Task to complete | Extract the entries in their exact form.

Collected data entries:
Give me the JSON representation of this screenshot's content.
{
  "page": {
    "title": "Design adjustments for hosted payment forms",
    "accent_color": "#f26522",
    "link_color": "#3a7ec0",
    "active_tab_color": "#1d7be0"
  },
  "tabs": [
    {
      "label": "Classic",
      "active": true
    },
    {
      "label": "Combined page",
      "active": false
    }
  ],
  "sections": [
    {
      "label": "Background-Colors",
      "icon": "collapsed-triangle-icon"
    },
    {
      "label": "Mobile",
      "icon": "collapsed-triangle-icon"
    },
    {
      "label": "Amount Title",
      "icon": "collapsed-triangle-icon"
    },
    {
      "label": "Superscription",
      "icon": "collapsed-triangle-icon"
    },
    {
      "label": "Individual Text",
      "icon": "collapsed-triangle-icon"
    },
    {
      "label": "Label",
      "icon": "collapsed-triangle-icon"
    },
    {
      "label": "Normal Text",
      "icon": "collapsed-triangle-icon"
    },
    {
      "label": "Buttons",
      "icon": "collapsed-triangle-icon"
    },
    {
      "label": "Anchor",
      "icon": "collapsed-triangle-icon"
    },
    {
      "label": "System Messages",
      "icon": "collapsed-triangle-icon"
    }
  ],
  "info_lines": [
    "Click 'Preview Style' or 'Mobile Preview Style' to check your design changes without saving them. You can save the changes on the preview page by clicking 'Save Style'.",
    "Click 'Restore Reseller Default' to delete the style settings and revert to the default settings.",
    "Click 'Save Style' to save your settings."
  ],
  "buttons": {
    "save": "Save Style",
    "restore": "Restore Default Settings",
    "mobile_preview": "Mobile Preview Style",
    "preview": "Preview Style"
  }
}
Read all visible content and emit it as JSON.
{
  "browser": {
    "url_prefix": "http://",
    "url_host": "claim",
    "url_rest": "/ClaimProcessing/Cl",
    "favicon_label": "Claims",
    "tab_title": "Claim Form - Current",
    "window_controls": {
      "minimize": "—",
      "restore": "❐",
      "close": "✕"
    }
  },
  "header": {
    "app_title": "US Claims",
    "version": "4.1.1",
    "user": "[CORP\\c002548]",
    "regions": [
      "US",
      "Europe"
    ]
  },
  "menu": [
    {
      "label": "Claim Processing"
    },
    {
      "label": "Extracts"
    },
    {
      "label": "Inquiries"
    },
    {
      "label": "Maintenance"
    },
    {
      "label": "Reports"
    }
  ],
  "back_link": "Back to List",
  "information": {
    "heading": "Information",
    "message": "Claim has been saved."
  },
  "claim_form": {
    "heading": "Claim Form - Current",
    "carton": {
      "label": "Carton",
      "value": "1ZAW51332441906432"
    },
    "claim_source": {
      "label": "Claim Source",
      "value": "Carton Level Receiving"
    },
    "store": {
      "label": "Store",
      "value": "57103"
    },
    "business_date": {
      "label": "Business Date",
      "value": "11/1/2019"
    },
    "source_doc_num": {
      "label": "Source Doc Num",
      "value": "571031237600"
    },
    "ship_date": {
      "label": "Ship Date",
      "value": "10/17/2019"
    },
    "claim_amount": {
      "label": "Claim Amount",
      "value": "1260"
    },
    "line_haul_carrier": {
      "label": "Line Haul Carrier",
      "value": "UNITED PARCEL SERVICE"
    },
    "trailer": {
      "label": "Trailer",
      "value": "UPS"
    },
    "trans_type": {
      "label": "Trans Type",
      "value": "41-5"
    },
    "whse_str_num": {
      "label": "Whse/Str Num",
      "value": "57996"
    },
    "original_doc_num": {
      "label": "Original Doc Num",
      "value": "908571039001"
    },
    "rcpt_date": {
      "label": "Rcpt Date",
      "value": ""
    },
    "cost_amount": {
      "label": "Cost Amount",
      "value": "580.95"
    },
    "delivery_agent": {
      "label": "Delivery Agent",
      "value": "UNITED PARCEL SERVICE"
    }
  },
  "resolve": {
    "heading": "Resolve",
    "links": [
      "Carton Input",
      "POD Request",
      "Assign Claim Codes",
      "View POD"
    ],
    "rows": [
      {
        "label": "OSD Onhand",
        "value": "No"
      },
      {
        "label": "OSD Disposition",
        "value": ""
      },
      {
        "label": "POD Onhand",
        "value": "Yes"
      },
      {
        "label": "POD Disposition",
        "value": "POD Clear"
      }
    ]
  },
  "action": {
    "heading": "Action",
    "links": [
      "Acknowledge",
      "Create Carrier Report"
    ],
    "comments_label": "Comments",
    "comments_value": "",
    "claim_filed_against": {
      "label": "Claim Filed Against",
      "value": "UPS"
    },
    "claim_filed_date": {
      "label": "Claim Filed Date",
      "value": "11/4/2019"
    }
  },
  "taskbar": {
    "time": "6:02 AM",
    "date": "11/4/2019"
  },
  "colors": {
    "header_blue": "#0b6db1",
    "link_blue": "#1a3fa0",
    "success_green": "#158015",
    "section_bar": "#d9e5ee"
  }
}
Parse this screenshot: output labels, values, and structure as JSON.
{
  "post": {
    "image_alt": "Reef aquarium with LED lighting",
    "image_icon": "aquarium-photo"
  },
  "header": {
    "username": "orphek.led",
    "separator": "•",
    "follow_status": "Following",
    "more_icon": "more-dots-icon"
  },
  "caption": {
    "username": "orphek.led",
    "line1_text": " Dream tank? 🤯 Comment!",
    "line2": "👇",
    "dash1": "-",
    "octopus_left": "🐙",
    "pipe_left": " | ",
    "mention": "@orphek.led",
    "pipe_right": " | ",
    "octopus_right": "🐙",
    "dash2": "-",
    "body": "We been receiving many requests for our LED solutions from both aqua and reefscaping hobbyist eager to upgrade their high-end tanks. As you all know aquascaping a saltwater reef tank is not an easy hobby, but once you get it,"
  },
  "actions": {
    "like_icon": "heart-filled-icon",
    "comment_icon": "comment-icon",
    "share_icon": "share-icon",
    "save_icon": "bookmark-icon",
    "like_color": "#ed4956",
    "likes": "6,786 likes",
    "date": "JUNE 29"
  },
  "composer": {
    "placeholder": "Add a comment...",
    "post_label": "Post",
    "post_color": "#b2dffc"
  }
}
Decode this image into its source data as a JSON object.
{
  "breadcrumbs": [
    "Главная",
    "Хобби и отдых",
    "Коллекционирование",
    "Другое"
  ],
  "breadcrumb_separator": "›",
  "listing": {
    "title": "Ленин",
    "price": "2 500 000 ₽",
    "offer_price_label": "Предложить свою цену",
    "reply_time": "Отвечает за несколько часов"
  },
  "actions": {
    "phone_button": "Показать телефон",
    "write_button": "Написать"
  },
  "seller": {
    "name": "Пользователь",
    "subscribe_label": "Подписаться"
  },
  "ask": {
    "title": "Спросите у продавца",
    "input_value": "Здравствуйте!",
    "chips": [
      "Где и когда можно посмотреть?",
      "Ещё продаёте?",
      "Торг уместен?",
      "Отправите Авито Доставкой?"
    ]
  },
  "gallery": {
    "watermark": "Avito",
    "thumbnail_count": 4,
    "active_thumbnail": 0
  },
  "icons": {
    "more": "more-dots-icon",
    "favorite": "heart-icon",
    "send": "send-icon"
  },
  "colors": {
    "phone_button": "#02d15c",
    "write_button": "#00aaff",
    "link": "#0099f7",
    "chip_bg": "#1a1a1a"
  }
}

Expected answer |
Give me the JSON representation of this screenshot's content.
{
  "page": {
    "title": "Design adjustments for hosted payment forms",
    "accent_color": "#f26522",
    "link_color": "#3a7ec0",
    "active_tab_color": "#1d7be0"
  },
  "tabs": [
    {
      "label": "Classic",
      "active": true
    },
    {
      "label": "Combined page",
      "active": false
    }
  ],
  "sections": [
    {
      "label": "Background-Colors",
      "icon": "collapsed-triangle-icon"
    },
    {
      "label": "Mobile",
      "icon": "collapsed-triangle-icon"
    },
    {
      "label": "Amount Title",
      "icon": "collapsed-triangle-icon"
    },
    {
      "label": "Superscription",
      "icon": "collapsed-triangle-icon"
    },
    {
      "label": "Individual Text",
      "icon": "collapsed-triangle-icon"
    },
    {
      "label": "Label",
      "icon": "collapsed-triangle-icon"
    },
    {
      "label": "Normal Text",
      "icon": "collapsed-triangle-icon"
    },
    {
      "label": "Buttons",
      "icon": "collapsed-triangle-icon"
    },
    {
      "label": "Anchor",
      "icon": "collapsed-triangle-icon"
    },
    {
      "label": "System Messages",
      "icon": "collapsed-triangle-icon"
    }
  ],
  "info_lines": [
    "Click 'Preview Style' or 'Mobile Preview Style' to check your design changes without saving them. You can save the changes on the preview page by clicking 'Save Style'.",
    "Click 'Restore Reseller Default' to delete the style settings and revert to the default settings.",
    "Click 'Save Style' to save your settings."
  ],
  "buttons": {
    "save": "Save Style",
    "restore": "Restore Default Settings",
    "mobile_preview": "Mobile Preview Style",
    "preview": "Preview Style"
  }
}
Read all visible content and emit it as JSON.
{
  "browser": {
    "url_prefix": "http://",
    "url_host": "claim",
    "url_rest": "/ClaimProcessing/Cl",
    "favicon_label": "Claims",
    "tab_title": "Claim Form - Current",
    "window_controls": {
      "minimize": "—",
      "restore": "❐",
      "close": "✕"
    }
  },
  "header": {
    "app_title": "US Claims",
    "version": "4.1.1",
    "user": "[CORP\\c002548]",
    "regions": [
      "US",
      "Europe"
    ]
  },
  "menu": [
    {
      "label": "Claim Processing"
    },
    {
      "label": "Extracts"
    },
    {
      "label": "Inquiries"
    },
    {
      "label": "Maintenance"
    },
    {
      "label": "Reports"
    }
  ],
  "back_link": "Back to List",
  "information": {
    "heading": "Information",
    "message": "Claim has been saved."
  },
  "claim_form": {
    "heading": "Claim Form - Current",
    "carton": {
      "label": "Carton",
      "value": "1ZAW51332441906432"
    },
    "claim_source": {
      "label": "Claim Source",
      "value": "Carton Level Receiving"
    },
    "store": {
      "label": "Store",
      "value": "57103"
    },
    "business_date": {
      "label": "Business Date",
      "value": "11/1/2019"
    },
    "source_doc_num": {
      "label": "Source Doc Num",
      "value": "571031237600"
    },
    "ship_date": {
      "label": "Ship Date",
      "value": "10/17/2019"
    },
    "claim_amount": {
      "label": "Claim Amount",
      "value": "1260"
    },
    "line_haul_carrier": {
      "label": "Line Haul Carrier",
      "value": "UNITED PARCEL SERVICE"
    },
    "trailer": {
      "label": "Trailer",
      "value": "UPS"
    },
    "trans_type": {
      "label": "Trans Type",
      "value": "41-5"
    },
    "whse_str_num": {
      "label": "Whse/Str Num",
      "value": "57996"
    },
    "original_doc_num": {
      "label": "Original Doc Num",
      "value": "908571039001"
    },
    "rcpt_date": {
      "label": "Rcpt Date",
      "value": ""
    },
    "cost_amount": {
      "label": "Cost Amount",
      "value": "580.95"
    },
    "delivery_agent": {
      "label": "Delivery Agent",
      "value": "UNITED PARCEL SERVICE"
    }
  },
  "resolve": {
    "heading": "Resolve",
    "links": [
      "Carton Input",
      "POD Request",
      "Assign Claim Codes",
      "View POD"
    ],
    "rows": [
      {
        "label": "OSD Onhand",
        "value": "No"
      },
      {
        "label": "OSD Disposition",
        "value": ""
      },
      {
        "label": "POD Onhand",
        "value": "Yes"
      },
      {
        "label": "POD Disposition",
        "value": "POD Clear"
      }
    ]
  },
  "action": {
    "heading": "Action",
    "links": [
      "Acknowledge",
      "Create Carrier Report"
    ],
    "comments_label": "Comments",
    "comments_value": "",
    "claim_filed_against": {
      "label": "Claim Filed Against",
      "value": "UPS"
    },
    "claim_filed_date": {
      "label": "Claim Filed Date",
      "value": "11/4/2019"
    }
  },
  "taskbar": {
    "time": "6:02 AM",
    "date": "11/4/2019"
  },
  "colors": {
    "header_blue": "#0b6db1",
    "link_blue": "#1a3fa0",
    "success_green": "#158015",
    "section_bar": "#d9e5ee"
  }
}
Parse this screenshot: output labels, values, and structure as JSON.
{
  "post": {
    "image_alt": "Reef aquarium with LED lighting",
    "image_icon": "aquarium-photo"
  },
  "header": {
    "username": "orphek.led",
    "separator": "•",
    "follow_status": "Following",
    "more_icon": "more-dots-icon"
  },
  "caption": {
    "username": "orphek.led",
    "line1_text": " Dream tank? 🤯 Comment!",
    "line2": "👇",
    "dash1": "-",
    "octopus_left": "🐙",
    "pipe_left": " | ",
    "mention": "@orphek.led",
    "pipe_right": " | ",
    "octopus_right": "🐙",
    "dash2": "-",
    "body": "We been receiving many requests for our LED solutions from both aqua and reefscaping hobbyist eager to upgrade their high-end tanks. As you all know aquascaping a saltwater reef tank is not an easy hobby, but once you get it,"
  },
  "actions": {
    "like_icon": "heart-filled-icon",
    "comment_icon": "comment-icon",
    "share_icon": "share-icon",
    "save_icon": "bookmark-icon",
    "like_color": "#ed4956",
    "likes": "6,786 likes",
    "date": "JUNE 29"
  },
  "composer": {
    "placeholder": "Add a comment...",
    "post_label": "Post",
    "post_color": "#b2dffc"
  }
}
Decode this image into its source data as a JSON object.
{
  "breadcrumbs": [
    "Главная",
    "Хобби и отдых",
    "Коллекционирование",
    "Другое"
  ],
  "breadcrumb_separator": "›",
  "listing": {
    "title": "Ленин",
    "price": "2 500 000 ₽",
    "offer_price_label": "Предложить свою цену",
    "reply_time": "Отвечает за несколько часов"
  },
  "actions": {
    "phone_button": "Показать телефон",
    "write_button": "Написать"
  },
  "seller": {
    "name": "Пользователь",
    "subscribe_label": "Подписаться"
  },
  "ask": {
    "title": "Спросите у продавца",
    "input_value": "Здравствуйте!",
    "chips": [
      "Где и когда можно посмотреть?",
      "Ещё продаёте?",
      "Торг уместен?",
      "Отправите Авито Доставкой?"
    ]
  },
  "gallery": {
    "watermark": "Avito",
    "thumbnail_count": 4,
    "active_thumbnail": 0
  },
  "icons": {
    "more": "more-dots-icon",
    "favorite": "heart-icon",
    "send": "send-icon"
  },
  "colors": {
    "phone_button": "#02d15c",
    "write_button": "#00aaff",
    "link": "#0099f7",
    "chip_bg": "#1a1a1a"
  }
}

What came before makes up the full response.